**Stated exercise**. Copy, word for word, the lines of the entries from the line that contains "Patent image size: (523, 305)." through the line that contains "The second positioning unit P2", including both of those lines.

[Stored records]
• • • • •

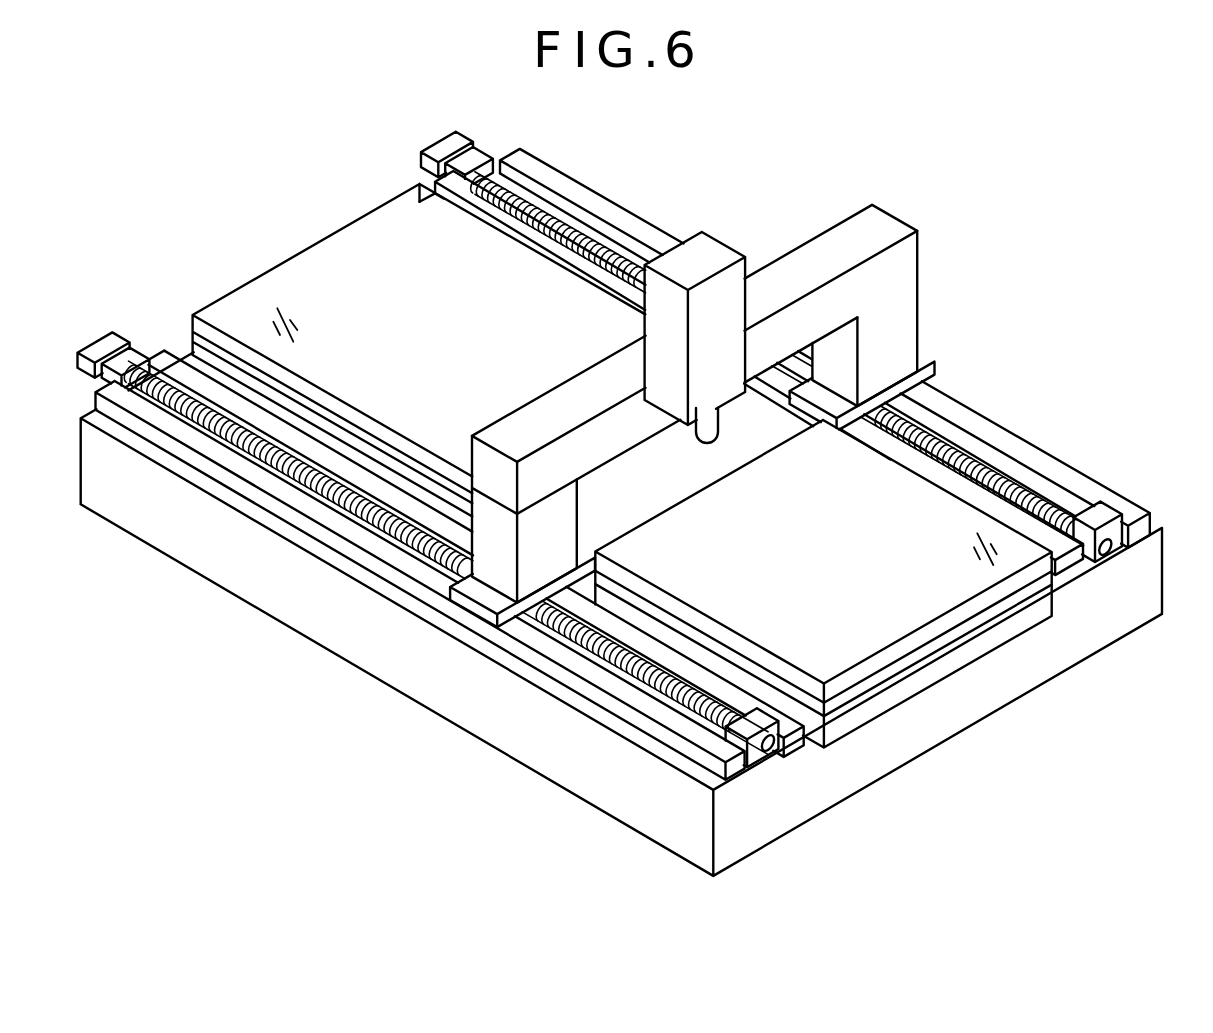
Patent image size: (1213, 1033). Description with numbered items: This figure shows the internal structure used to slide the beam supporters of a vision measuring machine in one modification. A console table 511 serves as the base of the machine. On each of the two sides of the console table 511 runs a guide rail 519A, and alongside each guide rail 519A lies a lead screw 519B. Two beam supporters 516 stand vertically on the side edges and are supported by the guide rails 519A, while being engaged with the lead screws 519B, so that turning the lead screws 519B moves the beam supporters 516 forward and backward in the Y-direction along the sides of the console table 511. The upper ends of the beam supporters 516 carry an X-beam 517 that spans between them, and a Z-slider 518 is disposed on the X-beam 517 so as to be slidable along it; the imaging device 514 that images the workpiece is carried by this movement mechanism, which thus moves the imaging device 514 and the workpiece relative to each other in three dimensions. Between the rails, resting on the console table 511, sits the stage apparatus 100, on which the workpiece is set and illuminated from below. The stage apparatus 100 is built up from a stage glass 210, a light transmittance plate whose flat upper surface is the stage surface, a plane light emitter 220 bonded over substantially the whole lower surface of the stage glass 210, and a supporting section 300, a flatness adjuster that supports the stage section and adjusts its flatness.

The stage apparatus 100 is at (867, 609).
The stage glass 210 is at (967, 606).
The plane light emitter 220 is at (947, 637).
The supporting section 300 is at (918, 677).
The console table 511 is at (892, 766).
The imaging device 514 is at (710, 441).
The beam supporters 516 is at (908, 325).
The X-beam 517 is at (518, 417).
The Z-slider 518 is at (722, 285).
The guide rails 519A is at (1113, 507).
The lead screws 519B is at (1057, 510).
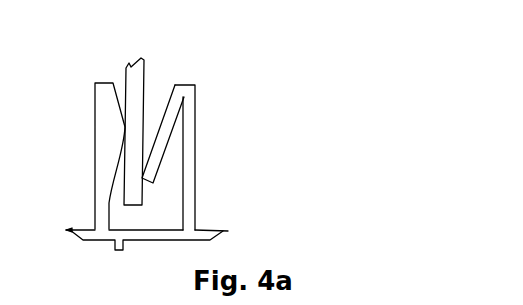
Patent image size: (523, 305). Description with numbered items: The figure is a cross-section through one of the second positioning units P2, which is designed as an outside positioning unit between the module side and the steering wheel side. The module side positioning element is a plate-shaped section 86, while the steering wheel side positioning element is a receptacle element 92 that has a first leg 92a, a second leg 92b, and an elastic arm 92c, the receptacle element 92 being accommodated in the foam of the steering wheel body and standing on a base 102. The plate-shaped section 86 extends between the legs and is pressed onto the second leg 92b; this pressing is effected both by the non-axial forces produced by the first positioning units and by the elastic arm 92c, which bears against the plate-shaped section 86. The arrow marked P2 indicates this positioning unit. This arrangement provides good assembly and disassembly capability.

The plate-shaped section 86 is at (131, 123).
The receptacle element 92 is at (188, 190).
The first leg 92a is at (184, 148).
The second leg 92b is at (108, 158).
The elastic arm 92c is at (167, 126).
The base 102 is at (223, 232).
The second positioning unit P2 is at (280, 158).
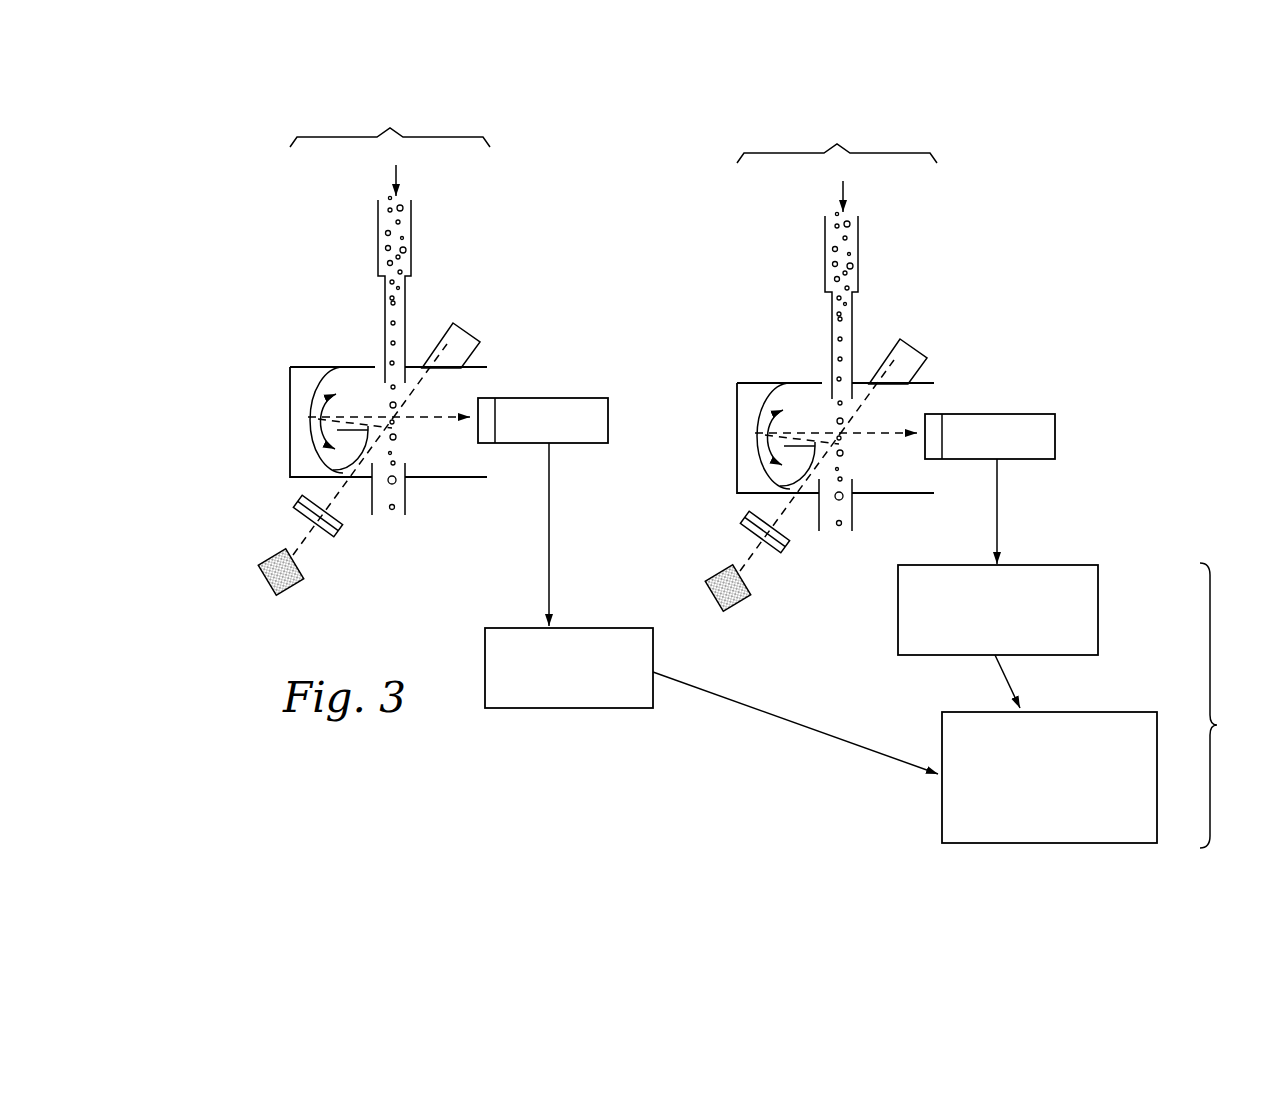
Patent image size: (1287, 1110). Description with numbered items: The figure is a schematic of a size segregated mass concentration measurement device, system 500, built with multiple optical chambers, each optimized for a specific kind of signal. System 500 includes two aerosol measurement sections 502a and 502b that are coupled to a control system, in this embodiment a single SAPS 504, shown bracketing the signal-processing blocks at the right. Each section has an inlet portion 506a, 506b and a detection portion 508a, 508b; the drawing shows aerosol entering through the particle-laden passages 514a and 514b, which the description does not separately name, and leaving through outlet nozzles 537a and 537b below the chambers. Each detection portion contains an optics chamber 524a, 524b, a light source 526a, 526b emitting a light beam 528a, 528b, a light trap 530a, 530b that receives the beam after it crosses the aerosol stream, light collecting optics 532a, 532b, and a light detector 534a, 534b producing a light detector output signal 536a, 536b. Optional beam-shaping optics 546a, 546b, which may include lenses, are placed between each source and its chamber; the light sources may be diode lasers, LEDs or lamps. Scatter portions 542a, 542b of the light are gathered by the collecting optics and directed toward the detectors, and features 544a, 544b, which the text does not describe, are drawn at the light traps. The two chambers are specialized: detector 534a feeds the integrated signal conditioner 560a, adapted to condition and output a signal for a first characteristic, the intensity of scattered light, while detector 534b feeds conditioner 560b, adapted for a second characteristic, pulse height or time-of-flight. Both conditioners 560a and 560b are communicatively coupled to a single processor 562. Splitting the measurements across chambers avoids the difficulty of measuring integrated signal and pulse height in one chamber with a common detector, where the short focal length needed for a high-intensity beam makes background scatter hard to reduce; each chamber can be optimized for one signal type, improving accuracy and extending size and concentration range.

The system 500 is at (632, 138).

• • • • •

**Full response**.
Patent image size: (523, 305). Description with numbered items: The figure is a cross-section through one of the second positioning units P2, which is designed as an outside positioning unit between the module side and the steering wheel side. The module side positioning element is a plate-shaped section 86, while the steering wheel side positioning element is a receptacle element 92 that has a first leg 92a, a second leg 92b, and an elastic arm 92c, the receptacle element 92 being accommodated in the foam of the steering wheel body and standing on a base 102. The plate-shaped section 86 extends between the legs and is pressed onto the second leg 92b; this pressing is effected both by the non-axial forces produced by the first positioning units and by the elastic arm 92c, which bears against the plate-shaped section 86. The arrow marked P2 indicates this positioning unit. This arrangement provides good assembly and disassembly capability.

The plate-shaped section 86 is at (131, 123).
The receptacle element 92 is at (188, 190).
The first leg 92a is at (184, 148).
The second leg 92b is at (108, 158).
The elastic arm 92c is at (167, 126).
The base 102 is at (223, 232).
The second positioning unit P2 is at (280, 158).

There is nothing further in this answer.